• Task: Whenever a line below holds the word "olmak", copy that line.

• Provided entries:
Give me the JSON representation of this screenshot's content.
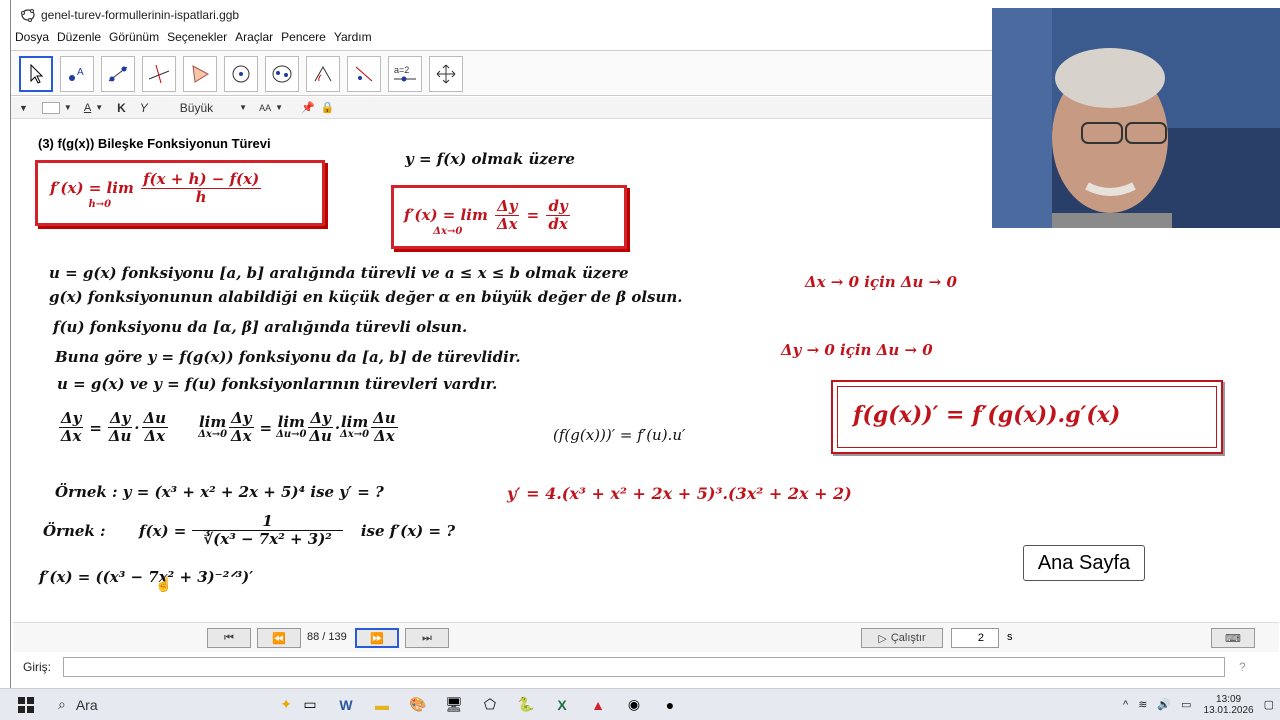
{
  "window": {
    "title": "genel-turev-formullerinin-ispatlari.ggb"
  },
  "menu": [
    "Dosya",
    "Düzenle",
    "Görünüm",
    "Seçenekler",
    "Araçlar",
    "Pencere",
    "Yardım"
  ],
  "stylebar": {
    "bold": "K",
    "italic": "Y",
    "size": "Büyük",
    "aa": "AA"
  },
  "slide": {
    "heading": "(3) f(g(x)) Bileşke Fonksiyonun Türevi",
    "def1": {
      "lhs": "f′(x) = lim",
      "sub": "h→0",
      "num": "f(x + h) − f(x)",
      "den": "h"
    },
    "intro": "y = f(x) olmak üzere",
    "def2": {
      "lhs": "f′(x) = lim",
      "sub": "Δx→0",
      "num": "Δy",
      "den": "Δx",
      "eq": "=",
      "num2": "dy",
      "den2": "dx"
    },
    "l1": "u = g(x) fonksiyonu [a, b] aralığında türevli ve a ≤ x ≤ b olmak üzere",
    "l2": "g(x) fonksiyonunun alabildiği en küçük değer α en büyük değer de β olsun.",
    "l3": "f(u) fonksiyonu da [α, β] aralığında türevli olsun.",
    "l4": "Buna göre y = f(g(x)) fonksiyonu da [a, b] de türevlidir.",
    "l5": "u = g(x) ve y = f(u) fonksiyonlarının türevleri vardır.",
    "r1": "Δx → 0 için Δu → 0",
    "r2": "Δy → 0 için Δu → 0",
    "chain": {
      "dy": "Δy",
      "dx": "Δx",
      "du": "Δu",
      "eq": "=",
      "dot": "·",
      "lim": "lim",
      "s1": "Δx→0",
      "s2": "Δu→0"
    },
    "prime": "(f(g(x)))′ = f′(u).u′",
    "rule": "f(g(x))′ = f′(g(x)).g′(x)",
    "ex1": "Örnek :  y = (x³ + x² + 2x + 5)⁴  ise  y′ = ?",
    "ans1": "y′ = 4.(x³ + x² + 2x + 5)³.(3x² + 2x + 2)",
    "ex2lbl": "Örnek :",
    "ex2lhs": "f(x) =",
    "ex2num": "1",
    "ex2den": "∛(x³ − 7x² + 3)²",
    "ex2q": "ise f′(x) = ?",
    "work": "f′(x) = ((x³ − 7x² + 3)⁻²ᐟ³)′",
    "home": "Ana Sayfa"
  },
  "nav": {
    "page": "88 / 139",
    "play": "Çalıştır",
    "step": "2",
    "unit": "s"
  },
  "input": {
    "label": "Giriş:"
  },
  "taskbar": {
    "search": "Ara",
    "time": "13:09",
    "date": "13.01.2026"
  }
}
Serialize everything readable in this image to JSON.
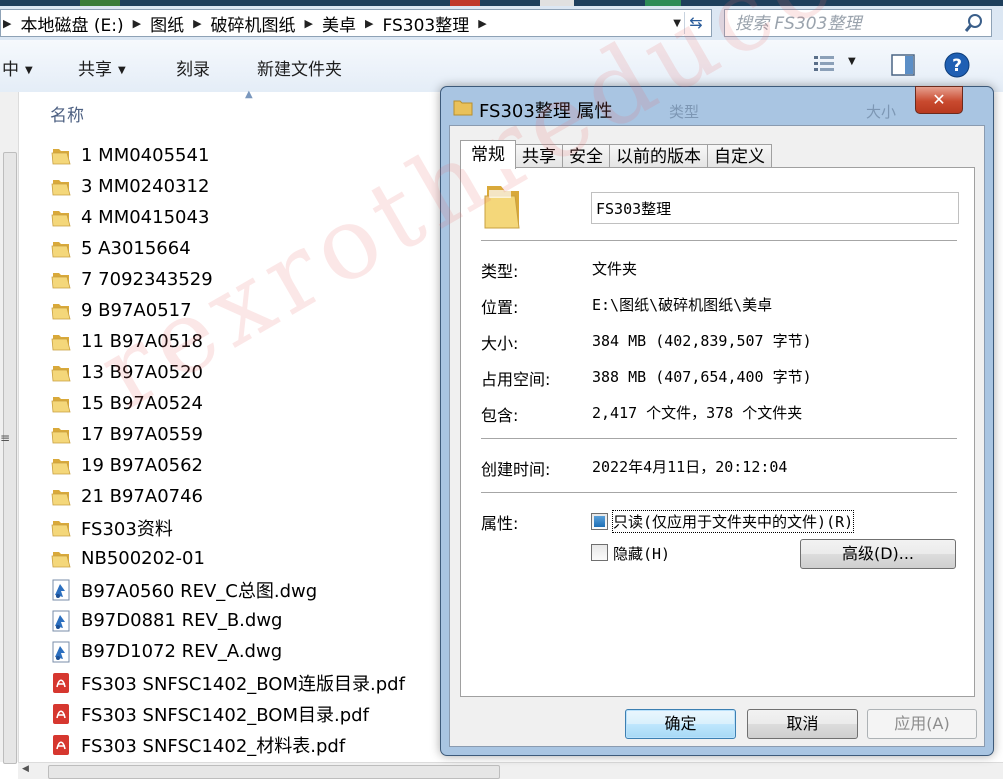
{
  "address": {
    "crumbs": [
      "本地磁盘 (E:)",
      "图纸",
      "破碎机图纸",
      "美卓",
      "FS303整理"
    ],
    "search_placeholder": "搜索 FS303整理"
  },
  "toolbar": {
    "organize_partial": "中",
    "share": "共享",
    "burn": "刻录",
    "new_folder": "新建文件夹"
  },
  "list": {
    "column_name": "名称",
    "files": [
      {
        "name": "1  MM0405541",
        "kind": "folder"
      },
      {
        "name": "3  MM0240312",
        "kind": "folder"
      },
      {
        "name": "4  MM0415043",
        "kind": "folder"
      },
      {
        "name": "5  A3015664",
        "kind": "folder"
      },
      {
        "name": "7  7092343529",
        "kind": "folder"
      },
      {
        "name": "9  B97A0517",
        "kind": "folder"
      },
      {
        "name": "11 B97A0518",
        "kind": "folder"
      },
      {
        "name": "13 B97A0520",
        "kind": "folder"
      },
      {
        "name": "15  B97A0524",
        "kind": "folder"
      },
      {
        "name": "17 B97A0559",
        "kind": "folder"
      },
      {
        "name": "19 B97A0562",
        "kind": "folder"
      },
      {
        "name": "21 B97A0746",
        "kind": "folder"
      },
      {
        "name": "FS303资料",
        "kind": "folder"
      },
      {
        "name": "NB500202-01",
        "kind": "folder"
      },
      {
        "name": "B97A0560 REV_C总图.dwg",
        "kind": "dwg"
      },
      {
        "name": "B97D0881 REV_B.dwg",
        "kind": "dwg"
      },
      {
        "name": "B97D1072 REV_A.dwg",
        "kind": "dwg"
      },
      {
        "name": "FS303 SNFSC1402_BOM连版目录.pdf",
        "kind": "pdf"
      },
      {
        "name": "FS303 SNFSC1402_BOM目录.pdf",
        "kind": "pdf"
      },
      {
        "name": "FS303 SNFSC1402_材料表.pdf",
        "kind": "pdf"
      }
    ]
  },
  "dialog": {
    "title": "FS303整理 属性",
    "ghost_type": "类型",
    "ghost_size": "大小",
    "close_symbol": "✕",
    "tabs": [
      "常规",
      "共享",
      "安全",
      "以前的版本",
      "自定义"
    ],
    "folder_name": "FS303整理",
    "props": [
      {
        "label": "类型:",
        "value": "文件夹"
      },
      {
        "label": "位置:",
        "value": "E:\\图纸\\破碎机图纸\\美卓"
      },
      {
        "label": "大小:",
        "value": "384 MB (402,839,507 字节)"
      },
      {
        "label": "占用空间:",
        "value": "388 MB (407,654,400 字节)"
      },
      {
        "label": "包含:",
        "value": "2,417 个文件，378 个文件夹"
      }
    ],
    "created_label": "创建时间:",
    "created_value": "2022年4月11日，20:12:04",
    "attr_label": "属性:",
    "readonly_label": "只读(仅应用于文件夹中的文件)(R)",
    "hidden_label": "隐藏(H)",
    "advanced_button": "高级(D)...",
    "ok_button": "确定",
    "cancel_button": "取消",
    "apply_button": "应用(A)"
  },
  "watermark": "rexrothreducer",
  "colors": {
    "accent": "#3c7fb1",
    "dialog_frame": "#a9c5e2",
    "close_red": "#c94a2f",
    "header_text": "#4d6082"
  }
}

---

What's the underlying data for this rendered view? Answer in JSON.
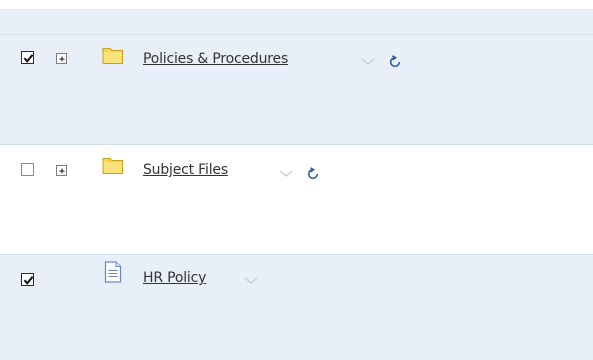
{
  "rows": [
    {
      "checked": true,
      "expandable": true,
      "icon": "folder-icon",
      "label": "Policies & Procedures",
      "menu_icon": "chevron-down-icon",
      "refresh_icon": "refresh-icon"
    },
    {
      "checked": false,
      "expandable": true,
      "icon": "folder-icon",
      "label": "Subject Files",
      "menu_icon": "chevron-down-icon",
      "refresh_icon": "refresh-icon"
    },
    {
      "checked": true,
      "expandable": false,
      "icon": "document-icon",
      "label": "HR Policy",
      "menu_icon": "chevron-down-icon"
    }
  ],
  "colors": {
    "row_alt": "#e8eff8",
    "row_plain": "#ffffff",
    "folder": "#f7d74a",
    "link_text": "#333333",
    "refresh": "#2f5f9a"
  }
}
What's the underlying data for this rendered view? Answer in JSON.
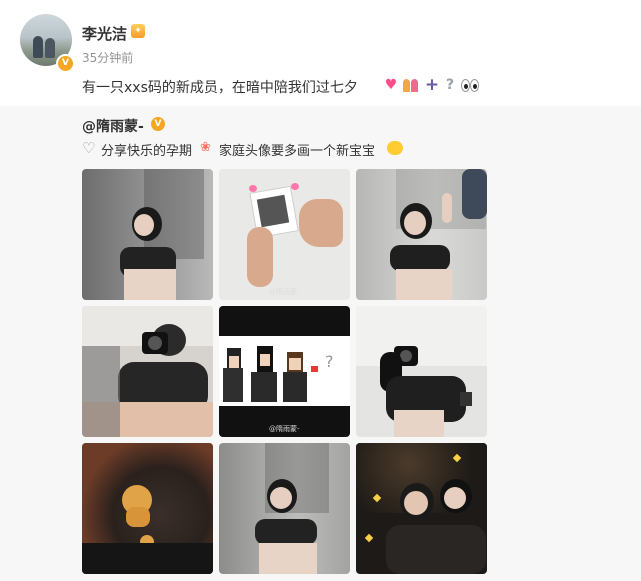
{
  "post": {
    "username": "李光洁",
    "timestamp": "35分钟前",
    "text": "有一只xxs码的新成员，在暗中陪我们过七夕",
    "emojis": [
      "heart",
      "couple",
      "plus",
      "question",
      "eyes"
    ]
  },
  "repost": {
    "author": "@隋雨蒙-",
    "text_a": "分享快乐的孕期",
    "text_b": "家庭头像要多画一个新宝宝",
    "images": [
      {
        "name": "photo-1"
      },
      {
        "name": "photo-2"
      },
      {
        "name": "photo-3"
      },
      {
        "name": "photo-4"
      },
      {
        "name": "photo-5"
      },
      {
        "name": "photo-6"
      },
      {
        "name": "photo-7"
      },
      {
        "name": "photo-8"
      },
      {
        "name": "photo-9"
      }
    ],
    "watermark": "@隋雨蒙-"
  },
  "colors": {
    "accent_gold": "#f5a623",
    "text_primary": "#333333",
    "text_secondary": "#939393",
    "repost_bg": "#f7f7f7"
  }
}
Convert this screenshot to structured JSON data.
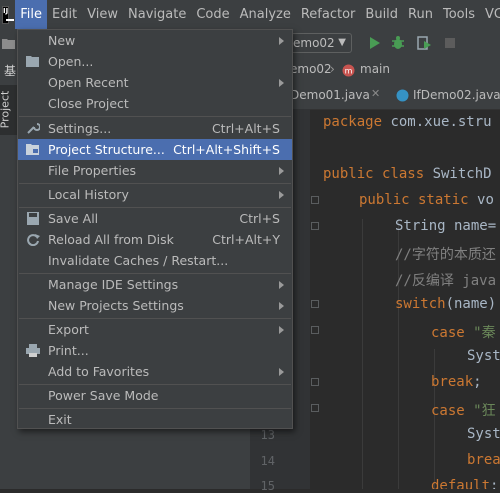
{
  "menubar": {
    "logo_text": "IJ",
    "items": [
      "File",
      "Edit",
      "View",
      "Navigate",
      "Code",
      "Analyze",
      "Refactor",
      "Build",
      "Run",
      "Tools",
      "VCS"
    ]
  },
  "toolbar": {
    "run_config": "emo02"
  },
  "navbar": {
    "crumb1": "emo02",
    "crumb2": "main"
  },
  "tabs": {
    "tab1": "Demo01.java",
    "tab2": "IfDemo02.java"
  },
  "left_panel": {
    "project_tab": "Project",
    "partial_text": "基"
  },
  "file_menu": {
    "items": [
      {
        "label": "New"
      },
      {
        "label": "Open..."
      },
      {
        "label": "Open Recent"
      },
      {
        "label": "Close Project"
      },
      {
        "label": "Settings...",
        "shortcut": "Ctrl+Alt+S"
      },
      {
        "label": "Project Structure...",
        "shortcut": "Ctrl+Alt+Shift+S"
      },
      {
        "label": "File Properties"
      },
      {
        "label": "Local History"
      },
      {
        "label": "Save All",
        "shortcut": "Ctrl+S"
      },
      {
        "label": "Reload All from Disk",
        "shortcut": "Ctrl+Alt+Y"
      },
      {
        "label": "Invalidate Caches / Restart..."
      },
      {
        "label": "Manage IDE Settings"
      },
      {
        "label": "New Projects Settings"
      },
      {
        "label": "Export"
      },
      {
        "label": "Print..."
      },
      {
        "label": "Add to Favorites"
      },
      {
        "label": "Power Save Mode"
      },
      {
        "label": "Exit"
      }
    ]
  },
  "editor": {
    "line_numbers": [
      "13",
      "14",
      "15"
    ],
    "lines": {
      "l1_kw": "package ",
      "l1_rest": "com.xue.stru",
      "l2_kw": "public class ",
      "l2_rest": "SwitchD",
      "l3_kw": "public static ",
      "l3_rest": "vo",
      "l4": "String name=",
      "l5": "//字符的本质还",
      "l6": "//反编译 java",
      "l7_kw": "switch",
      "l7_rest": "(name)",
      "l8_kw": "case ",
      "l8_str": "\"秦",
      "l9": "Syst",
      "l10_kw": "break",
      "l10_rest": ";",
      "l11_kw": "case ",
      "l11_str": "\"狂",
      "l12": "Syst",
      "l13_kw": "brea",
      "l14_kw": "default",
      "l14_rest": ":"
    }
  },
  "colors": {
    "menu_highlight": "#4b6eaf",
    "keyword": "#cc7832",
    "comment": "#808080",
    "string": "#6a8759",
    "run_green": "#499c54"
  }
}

--

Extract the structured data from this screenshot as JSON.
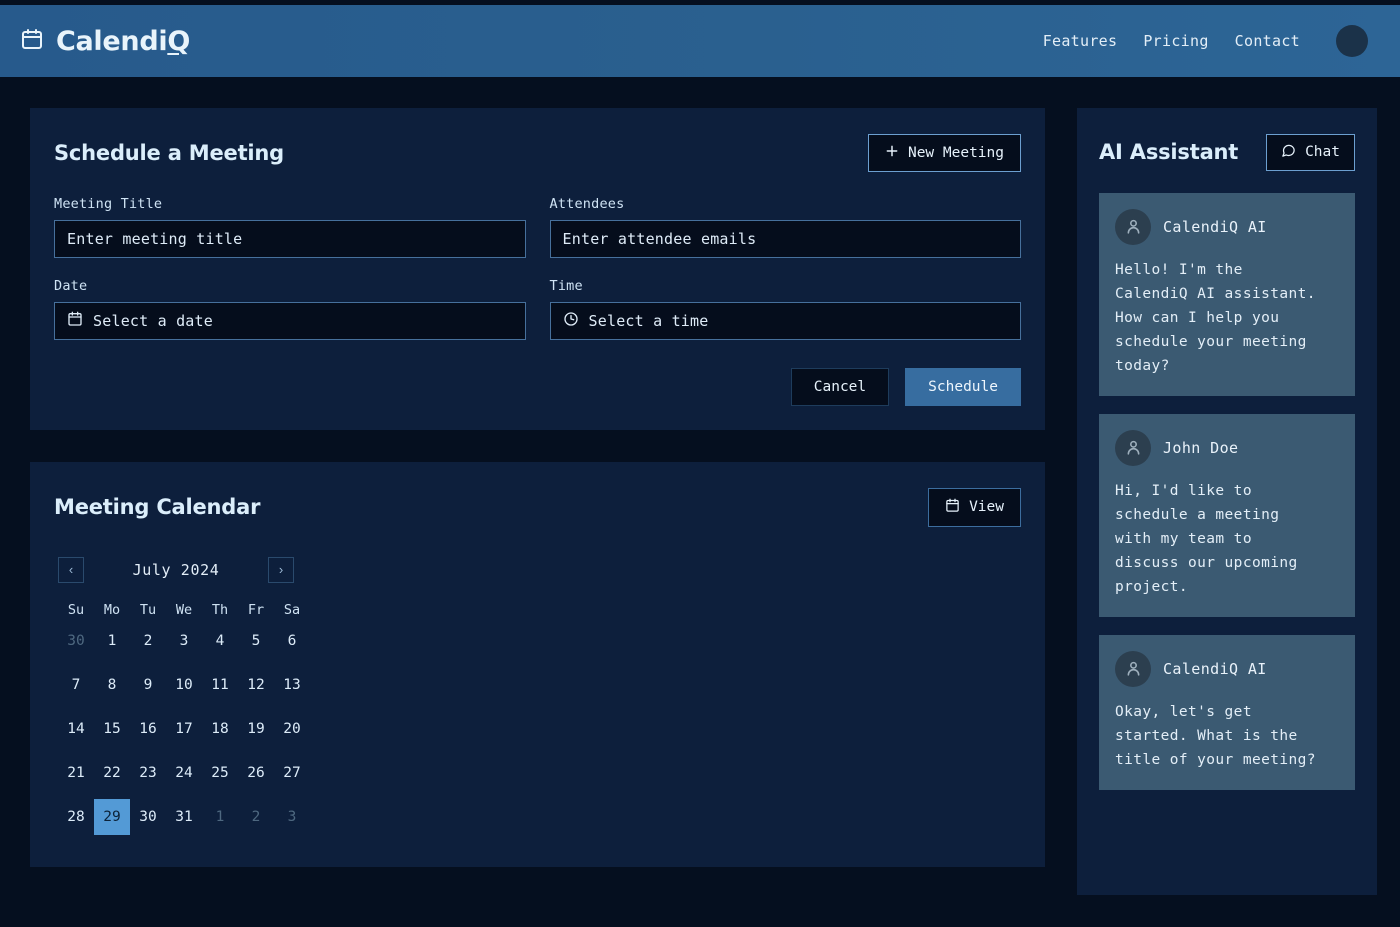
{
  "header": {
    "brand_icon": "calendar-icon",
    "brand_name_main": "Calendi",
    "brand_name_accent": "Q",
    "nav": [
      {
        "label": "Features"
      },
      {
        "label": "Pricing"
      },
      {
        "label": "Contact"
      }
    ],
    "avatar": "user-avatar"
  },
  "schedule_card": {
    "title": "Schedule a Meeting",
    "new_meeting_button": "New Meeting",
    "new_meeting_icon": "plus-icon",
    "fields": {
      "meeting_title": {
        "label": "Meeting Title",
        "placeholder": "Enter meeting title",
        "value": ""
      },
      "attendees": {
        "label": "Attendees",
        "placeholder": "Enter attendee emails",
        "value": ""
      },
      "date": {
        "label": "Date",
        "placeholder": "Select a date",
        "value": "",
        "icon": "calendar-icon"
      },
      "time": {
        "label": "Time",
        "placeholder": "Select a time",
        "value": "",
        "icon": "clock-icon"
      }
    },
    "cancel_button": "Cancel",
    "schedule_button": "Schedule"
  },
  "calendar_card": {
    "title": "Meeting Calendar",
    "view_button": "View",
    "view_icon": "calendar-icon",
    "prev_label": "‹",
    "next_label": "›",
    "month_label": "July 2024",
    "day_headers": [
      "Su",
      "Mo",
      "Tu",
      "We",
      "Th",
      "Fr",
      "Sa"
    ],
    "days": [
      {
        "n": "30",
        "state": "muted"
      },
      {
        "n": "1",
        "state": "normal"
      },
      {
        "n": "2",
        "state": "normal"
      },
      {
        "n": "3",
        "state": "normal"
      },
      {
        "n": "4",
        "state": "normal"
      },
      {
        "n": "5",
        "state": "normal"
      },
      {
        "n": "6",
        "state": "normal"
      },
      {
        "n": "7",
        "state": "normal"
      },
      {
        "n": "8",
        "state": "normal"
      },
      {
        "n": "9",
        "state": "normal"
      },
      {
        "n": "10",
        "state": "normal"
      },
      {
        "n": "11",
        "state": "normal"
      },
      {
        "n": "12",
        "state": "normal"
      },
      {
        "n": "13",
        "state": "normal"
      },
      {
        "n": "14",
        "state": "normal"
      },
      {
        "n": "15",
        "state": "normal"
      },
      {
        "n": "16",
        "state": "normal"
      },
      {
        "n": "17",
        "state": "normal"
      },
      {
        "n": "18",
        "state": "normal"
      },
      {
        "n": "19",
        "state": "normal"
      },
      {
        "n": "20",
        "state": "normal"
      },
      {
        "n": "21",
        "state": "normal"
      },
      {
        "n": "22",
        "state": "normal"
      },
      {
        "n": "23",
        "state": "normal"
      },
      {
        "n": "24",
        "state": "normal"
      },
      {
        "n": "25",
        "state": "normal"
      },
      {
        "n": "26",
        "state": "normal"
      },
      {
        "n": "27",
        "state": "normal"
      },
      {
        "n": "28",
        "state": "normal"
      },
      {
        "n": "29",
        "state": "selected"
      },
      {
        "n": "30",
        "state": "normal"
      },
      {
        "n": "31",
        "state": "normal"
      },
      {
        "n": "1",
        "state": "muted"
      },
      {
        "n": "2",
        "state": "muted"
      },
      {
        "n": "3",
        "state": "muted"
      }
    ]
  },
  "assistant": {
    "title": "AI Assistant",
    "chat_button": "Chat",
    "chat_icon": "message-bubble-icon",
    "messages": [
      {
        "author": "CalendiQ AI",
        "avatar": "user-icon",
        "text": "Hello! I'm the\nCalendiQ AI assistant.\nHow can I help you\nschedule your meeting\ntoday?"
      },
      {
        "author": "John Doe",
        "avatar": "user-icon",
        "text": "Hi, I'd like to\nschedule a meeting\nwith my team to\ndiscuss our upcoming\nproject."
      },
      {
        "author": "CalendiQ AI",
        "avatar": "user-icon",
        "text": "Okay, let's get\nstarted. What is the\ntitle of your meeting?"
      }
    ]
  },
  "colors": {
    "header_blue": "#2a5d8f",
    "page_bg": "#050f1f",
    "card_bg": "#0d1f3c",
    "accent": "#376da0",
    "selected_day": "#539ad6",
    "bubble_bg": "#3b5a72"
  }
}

• Answer for the task:
    "intro": "y = f(x) olmak üzere",
    "l1": "u = g(x) fonksiyonu [a, b] aralığında türevli ve a ≤ x ≤ b olmak üzere",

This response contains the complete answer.